**Data for this task:**
* Begin *

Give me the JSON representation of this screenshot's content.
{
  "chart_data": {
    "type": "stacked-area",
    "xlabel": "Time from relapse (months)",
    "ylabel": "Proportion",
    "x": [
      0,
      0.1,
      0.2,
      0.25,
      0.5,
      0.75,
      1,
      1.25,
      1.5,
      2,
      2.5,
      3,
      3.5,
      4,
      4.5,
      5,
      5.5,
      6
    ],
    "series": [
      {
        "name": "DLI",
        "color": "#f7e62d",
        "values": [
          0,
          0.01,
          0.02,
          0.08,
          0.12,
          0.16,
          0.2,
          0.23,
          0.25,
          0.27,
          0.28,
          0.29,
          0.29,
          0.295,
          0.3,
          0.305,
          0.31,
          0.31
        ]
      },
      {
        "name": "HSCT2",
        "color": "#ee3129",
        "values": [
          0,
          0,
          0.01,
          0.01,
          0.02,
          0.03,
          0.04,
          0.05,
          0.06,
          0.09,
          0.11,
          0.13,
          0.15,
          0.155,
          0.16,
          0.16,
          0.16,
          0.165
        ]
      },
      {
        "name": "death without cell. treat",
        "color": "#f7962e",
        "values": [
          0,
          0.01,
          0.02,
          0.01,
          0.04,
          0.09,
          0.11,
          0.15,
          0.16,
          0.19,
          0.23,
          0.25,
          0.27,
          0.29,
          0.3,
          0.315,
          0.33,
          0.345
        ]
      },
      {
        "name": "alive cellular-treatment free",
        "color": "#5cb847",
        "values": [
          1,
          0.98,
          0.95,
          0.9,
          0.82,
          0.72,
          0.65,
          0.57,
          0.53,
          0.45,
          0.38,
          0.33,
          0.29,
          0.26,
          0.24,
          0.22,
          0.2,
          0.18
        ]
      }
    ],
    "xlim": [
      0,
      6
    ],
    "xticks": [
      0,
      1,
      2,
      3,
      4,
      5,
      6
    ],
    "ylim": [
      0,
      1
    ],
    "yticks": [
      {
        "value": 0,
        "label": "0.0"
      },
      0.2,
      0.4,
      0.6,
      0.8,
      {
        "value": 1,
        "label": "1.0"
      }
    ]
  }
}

* End *

**Task to carry out:** Every entry must be retyped in full, exactly as given.

**Task answer:**
Give me the JSON representation of this screenshot's content.
{
  "chart_data": {
    "type": "stacked-area",
    "xlabel": "Time from relapse (months)",
    "ylabel": "Proportion",
    "x": [
      0,
      0.1,
      0.2,
      0.25,
      0.5,
      0.75,
      1,
      1.25,
      1.5,
      2,
      2.5,
      3,
      3.5,
      4,
      4.5,
      5,
      5.5,
      6
    ],
    "series": [
      {
        "name": "DLI",
        "color": "#f7e62d",
        "values": [
          0,
          0.01,
          0.02,
          0.08,
          0.12,
          0.16,
          0.2,
          0.23,
          0.25,
          0.27,
          0.28,
          0.29,
          0.29,
          0.295,
          0.3,
          0.305,
          0.31,
          0.31
        ]
      },
      {
        "name": "HSCT2",
        "color": "#ee3129",
        "values": [
          0,
          0,
          0.01,
          0.01,
          0.02,
          0.03,
          0.04,
          0.05,
          0.06,
          0.09,
          0.11,
          0.13,
          0.15,
          0.155,
          0.16,
          0.16,
          0.16,
          0.165
        ]
      },
      {
        "name": "death without cell. treat",
        "color": "#f7962e",
        "values": [
          0,
          0.01,
          0.02,
          0.01,
          0.04,
          0.09,
          0.11,
          0.15,
          0.16,
          0.19,
          0.23,
          0.25,
          0.27,
          0.29,
          0.3,
          0.315,
          0.33,
          0.345
        ]
      },
      {
        "name": "alive cellular-treatment free",
        "color": "#5cb847",
        "values": [
          1,
          0.98,
          0.95,
          0.9,
          0.82,
          0.72,
          0.65,
          0.57,
          0.53,
          0.45,
          0.38,
          0.33,
          0.29,
          0.26,
          0.24,
          0.22,
          0.2,
          0.18
        ]
      }
    ],
    "xlim": [
      0,
      6
    ],
    "xticks": [
      0,
      1,
      2,
      3,
      4,
      5,
      6
    ],
    "ylim": [
      0,
      1
    ],
    "yticks": [
      {
        "value": 0,
        "label": "0.0"
      },
      0.2,
      0.4,
      0.6,
      0.8,
      {
        "value": 1,
        "label": "1.0"
      }
    ]
  }
}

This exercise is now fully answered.